— Begin Supplied records —

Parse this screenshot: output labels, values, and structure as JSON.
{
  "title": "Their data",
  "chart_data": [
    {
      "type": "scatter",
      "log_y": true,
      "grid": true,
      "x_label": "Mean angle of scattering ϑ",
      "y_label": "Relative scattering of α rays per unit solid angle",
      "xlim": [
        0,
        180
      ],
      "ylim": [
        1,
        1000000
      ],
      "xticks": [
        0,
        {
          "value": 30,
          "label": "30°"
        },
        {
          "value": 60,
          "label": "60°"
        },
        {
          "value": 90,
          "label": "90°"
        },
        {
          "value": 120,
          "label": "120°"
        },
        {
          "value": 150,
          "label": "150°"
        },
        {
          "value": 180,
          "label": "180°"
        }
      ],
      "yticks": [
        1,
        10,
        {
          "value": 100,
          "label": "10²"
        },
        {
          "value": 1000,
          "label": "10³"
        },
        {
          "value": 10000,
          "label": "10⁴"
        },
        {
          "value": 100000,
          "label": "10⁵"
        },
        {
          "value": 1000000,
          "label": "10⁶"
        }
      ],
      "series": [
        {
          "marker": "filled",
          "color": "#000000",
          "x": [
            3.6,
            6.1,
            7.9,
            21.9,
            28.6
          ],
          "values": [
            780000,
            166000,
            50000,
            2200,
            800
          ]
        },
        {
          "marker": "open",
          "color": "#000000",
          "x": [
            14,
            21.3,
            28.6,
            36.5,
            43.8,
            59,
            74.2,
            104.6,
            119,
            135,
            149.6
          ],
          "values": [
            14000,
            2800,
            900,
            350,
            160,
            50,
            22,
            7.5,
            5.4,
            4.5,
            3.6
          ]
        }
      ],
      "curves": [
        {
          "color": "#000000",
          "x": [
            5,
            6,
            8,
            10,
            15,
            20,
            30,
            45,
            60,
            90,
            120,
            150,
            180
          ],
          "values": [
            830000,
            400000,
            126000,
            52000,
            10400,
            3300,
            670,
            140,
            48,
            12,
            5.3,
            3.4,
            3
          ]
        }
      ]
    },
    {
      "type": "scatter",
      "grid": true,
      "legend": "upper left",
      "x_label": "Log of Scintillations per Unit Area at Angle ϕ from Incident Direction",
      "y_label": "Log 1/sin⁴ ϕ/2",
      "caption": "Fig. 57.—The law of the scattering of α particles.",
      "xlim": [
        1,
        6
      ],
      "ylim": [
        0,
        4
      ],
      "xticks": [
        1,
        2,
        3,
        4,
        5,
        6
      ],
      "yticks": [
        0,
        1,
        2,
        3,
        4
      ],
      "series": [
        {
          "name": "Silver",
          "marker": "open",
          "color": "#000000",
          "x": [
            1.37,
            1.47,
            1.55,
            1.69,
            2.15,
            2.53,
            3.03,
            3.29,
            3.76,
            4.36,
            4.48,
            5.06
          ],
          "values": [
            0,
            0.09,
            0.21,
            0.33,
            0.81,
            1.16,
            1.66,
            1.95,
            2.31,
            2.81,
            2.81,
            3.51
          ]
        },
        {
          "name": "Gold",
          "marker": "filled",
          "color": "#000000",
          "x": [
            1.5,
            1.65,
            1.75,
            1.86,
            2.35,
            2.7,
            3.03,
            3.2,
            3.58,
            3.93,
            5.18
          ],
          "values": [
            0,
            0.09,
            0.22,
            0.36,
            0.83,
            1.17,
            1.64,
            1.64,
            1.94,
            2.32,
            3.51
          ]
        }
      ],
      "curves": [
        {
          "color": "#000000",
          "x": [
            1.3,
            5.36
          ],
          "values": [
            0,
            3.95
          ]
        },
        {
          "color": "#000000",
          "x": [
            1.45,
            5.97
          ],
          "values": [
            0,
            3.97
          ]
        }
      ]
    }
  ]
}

— End Supplied records —

▶ _Goal_:
Restate the records, all of them, precisely as written.

▶ _Written reply_:
Parse this screenshot: output labels, values, and structure as JSON.
{
  "title": "Their data",
  "chart_data": [
    {
      "type": "scatter",
      "log_y": true,
      "grid": true,
      "x_label": "Mean angle of scattering ϑ",
      "y_label": "Relative scattering of α rays per unit solid angle",
      "xlim": [
        0,
        180
      ],
      "ylim": [
        1,
        1000000
      ],
      "xticks": [
        0,
        {
          "value": 30,
          "label": "30°"
        },
        {
          "value": 60,
          "label": "60°"
        },
        {
          "value": 90,
          "label": "90°"
        },
        {
          "value": 120,
          "label": "120°"
        },
        {
          "value": 150,
          "label": "150°"
        },
        {
          "value": 180,
          "label": "180°"
        }
      ],
      "yticks": [
        1,
        10,
        {
          "value": 100,
          "label": "10²"
        },
        {
          "value": 1000,
          "label": "10³"
        },
        {
          "value": 10000,
          "label": "10⁴"
        },
        {
          "value": 100000,
          "label": "10⁵"
        },
        {
          "value": 1000000,
          "label": "10⁶"
        }
      ],
      "series": [
        {
          "marker": "filled",
          "color": "#000000",
          "x": [
            3.6,
            6.1,
            7.9,
            21.9,
            28.6
          ],
          "values": [
            780000,
            166000,
            50000,
            2200,
            800
          ]
        },
        {
          "marker": "open",
          "color": "#000000",
          "x": [
            14,
            21.3,
            28.6,
            36.5,
            43.8,
            59,
            74.2,
            104.6,
            119,
            135,
            149.6
          ],
          "values": [
            14000,
            2800,
            900,
            350,
            160,
            50,
            22,
            7.5,
            5.4,
            4.5,
            3.6
          ]
        }
      ],
      "curves": [
        {
          "color": "#000000",
          "x": [
            5,
            6,
            8,
            10,
            15,
            20,
            30,
            45,
            60,
            90,
            120,
            150,
            180
          ],
          "values": [
            830000,
            400000,
            126000,
            52000,
            10400,
            3300,
            670,
            140,
            48,
            12,
            5.3,
            3.4,
            3
          ]
        }
      ]
    },
    {
      "type": "scatter",
      "grid": true,
      "legend": "upper left",
      "x_label": "Log of Scintillations per Unit Area at Angle ϕ from Incident Direction",
      "y_label": "Log 1/sin⁴ ϕ/2",
      "caption": "Fig. 57.—The law of the scattering of α particles.",
      "xlim": [
        1,
        6
      ],
      "ylim": [
        0,
        4
      ],
      "xticks": [
        1,
        2,
        3,
        4,
        5,
        6
      ],
      "yticks": [
        0,
        1,
        2,
        3,
        4
      ],
      "series": [
        {
          "name": "Silver",
          "marker": "open",
          "color": "#000000",
          "x": [
            1.37,
            1.47,
            1.55,
            1.69,
            2.15,
            2.53,
            3.03,
            3.29,
            3.76,
            4.36,
            4.48,
            5.06
          ],
          "values": [
            0,
            0.09,
            0.21,
            0.33,
            0.81,
            1.16,
            1.66,
            1.95,
            2.31,
            2.81,
            2.81,
            3.51
          ]
        },
        {
          "name": "Gold",
          "marker": "filled",
          "color": "#000000",
          "x": [
            1.5,
            1.65,
            1.75,
            1.86,
            2.35,
            2.7,
            3.03,
            3.2,
            3.58,
            3.93,
            5.18
          ],
          "values": [
            0,
            0.09,
            0.22,
            0.36,
            0.83,
            1.17,
            1.64,
            1.64,
            1.94,
            2.32,
            3.51
          ]
        }
      ],
      "curves": [
        {
          "color": "#000000",
          "x": [
            1.3,
            5.36
          ],
          "values": [
            0,
            3.95
          ]
        },
        {
          "color": "#000000",
          "x": [
            1.45,
            5.97
          ],
          "values": [
            0,
            3.97
          ]
        }
      ]
    }
  ]
}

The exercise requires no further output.